◆ **WORK TO BE COMPLETED**
Extract each line containing the string "only".

***** RECORDED DATA *****

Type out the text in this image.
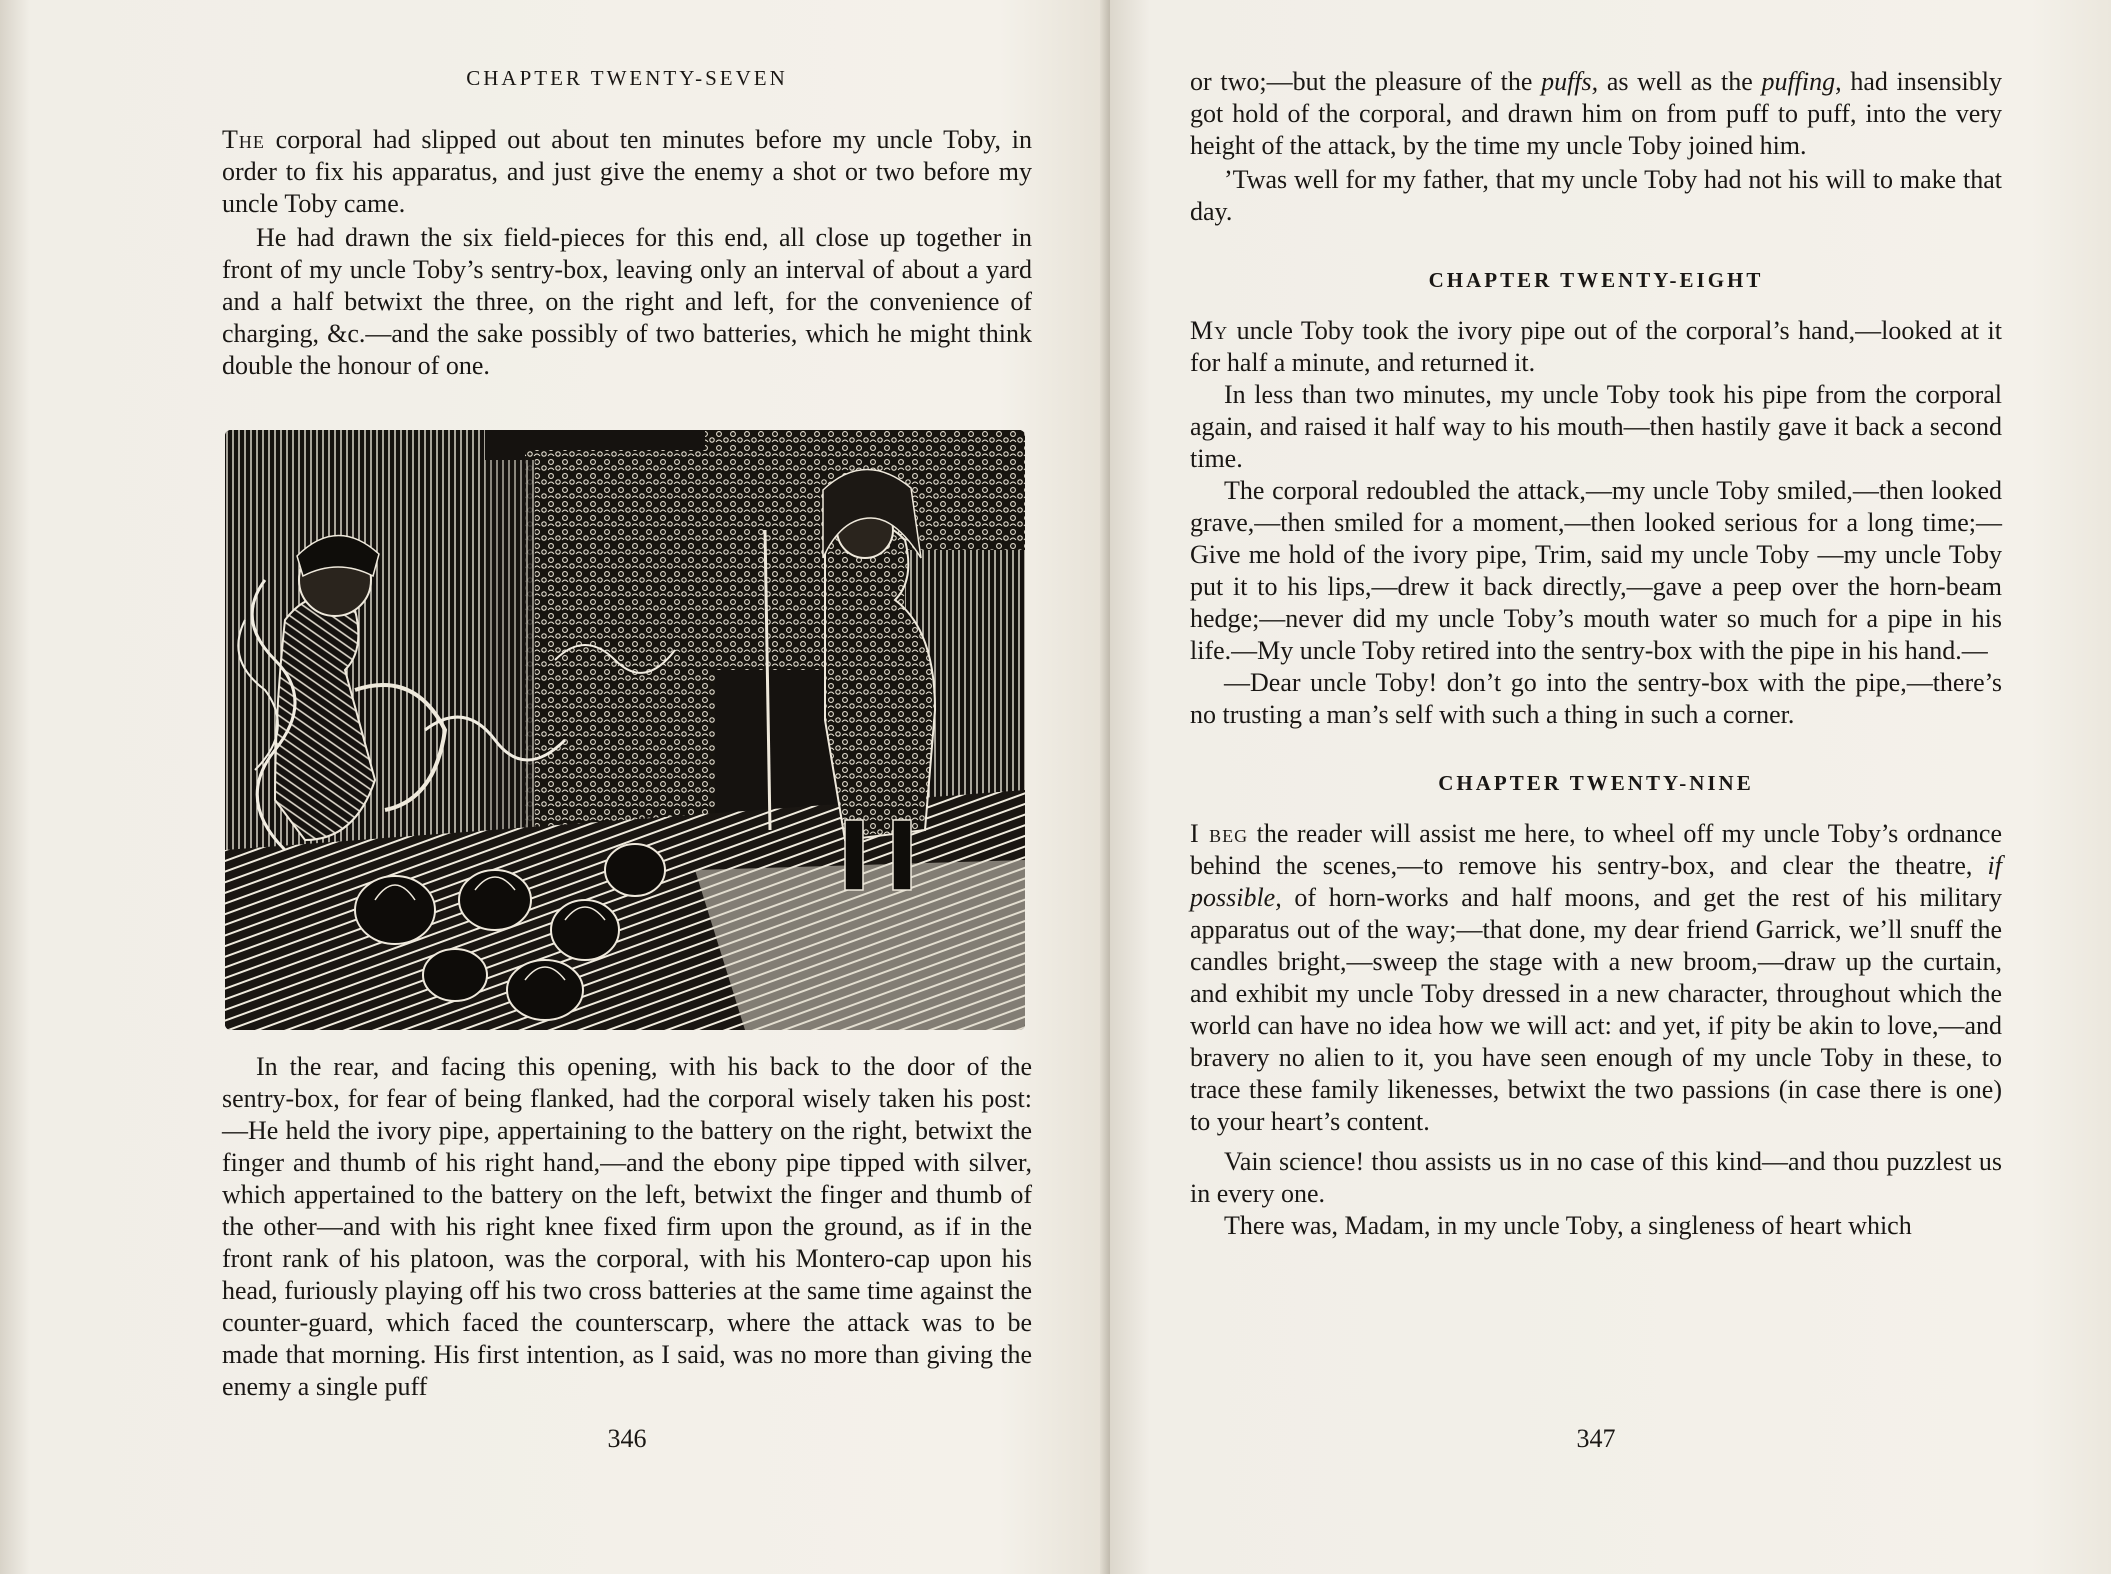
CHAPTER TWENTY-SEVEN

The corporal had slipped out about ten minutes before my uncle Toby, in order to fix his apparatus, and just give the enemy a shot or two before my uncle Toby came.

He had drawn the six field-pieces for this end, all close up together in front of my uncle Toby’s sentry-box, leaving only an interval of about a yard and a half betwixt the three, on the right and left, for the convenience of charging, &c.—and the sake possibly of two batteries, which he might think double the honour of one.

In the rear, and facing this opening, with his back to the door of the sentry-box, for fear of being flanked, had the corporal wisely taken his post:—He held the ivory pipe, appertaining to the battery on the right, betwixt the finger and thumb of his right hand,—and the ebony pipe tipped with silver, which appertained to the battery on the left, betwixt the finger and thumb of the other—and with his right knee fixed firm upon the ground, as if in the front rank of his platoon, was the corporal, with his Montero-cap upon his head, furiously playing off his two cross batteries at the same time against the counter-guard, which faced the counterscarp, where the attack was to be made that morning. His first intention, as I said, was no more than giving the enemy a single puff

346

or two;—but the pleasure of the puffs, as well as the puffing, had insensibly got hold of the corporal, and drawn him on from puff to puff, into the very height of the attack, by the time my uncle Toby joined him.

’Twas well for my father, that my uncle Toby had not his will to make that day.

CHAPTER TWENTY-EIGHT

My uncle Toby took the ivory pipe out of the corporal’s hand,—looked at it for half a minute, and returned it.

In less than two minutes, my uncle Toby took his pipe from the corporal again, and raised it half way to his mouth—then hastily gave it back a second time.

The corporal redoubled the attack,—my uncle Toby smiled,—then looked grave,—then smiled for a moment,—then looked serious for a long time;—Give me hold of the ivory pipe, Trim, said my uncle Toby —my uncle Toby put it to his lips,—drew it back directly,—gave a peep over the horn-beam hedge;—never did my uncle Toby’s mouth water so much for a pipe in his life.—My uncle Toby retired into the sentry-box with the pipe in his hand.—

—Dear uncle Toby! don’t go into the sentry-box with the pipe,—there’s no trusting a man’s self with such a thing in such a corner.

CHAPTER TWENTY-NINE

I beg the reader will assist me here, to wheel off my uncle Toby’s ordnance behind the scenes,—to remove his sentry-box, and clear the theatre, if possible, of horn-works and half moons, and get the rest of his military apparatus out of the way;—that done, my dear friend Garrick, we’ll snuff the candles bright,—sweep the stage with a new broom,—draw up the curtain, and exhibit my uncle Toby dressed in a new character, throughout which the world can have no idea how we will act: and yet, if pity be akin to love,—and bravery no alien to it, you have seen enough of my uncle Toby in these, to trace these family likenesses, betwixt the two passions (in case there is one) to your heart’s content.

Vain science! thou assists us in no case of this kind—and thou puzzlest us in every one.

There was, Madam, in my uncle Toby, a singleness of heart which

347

*****
***** RECORDED DATA *****

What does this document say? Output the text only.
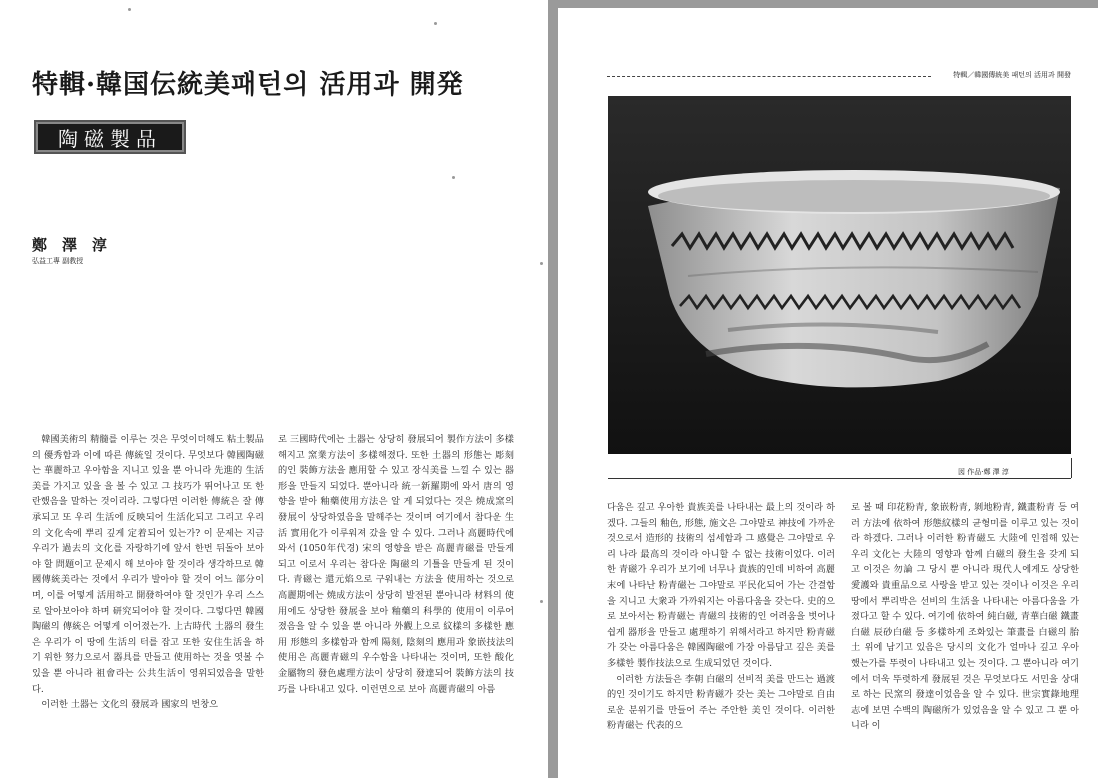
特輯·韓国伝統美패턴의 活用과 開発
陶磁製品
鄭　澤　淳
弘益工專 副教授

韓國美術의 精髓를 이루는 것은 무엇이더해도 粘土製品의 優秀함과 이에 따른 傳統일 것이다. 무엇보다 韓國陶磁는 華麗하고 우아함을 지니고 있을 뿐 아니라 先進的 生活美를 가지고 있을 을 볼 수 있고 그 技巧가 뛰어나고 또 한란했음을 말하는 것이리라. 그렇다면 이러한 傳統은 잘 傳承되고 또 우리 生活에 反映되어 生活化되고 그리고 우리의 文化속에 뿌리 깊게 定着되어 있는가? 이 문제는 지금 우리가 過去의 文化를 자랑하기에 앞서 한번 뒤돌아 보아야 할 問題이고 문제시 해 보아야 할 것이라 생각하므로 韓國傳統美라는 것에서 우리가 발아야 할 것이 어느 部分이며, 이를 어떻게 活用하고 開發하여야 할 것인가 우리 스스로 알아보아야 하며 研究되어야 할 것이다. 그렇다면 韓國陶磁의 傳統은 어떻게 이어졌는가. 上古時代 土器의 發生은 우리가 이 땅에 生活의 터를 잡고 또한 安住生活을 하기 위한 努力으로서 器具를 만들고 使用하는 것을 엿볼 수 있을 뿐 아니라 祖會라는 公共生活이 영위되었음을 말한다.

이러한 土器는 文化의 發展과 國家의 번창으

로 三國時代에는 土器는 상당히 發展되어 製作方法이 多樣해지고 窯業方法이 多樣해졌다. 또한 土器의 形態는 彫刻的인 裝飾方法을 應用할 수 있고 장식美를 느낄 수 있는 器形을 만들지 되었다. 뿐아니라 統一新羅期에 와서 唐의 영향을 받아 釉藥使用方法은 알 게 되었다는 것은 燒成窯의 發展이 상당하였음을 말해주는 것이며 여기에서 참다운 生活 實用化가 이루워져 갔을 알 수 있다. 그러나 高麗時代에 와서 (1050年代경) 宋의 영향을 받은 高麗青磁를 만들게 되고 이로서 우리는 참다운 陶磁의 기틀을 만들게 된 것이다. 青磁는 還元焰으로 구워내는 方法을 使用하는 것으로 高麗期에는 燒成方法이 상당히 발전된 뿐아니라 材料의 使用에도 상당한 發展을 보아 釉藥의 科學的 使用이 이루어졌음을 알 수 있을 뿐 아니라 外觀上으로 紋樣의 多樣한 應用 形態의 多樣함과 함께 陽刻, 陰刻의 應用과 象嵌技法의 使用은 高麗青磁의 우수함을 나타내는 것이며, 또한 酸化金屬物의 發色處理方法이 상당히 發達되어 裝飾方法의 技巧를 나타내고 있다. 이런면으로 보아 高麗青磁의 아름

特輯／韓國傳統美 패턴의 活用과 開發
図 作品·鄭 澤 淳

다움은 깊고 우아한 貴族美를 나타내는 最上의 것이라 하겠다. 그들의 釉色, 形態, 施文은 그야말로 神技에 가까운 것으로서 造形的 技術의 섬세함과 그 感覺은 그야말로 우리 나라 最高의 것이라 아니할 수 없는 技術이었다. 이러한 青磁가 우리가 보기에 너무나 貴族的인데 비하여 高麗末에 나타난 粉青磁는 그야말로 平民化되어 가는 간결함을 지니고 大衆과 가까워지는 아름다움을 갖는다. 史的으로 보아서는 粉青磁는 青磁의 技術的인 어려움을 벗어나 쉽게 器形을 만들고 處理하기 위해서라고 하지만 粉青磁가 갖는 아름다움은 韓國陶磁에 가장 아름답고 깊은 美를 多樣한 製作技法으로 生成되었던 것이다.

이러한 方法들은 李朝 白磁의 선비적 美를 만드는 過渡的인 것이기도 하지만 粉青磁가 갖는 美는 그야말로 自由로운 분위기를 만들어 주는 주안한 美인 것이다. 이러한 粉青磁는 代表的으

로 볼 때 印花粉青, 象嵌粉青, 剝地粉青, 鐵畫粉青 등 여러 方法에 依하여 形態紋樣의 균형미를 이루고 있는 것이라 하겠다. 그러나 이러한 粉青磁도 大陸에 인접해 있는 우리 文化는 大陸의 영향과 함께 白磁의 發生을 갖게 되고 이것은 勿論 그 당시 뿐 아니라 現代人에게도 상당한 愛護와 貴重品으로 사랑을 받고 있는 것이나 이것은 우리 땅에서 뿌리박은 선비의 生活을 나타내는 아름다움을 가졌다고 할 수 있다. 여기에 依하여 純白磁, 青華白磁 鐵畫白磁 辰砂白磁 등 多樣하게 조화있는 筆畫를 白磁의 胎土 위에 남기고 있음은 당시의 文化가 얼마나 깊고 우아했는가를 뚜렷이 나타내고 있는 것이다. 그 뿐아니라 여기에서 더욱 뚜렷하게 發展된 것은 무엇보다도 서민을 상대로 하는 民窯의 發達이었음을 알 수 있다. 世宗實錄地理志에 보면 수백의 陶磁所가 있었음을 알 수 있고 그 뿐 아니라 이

*****

◆ **WRITTEN ANSWER**
He had drawn the six field-pieces for this end, all close up together in front of my uncle Toby’s sentry-box, leaving only an interval of about a yard and a half betwixt the three, on the right and left, for the convenience of charging, &c.—and the sake possibly of two batteries, which he might think double the honour of one.
What does this document say? Output the text only.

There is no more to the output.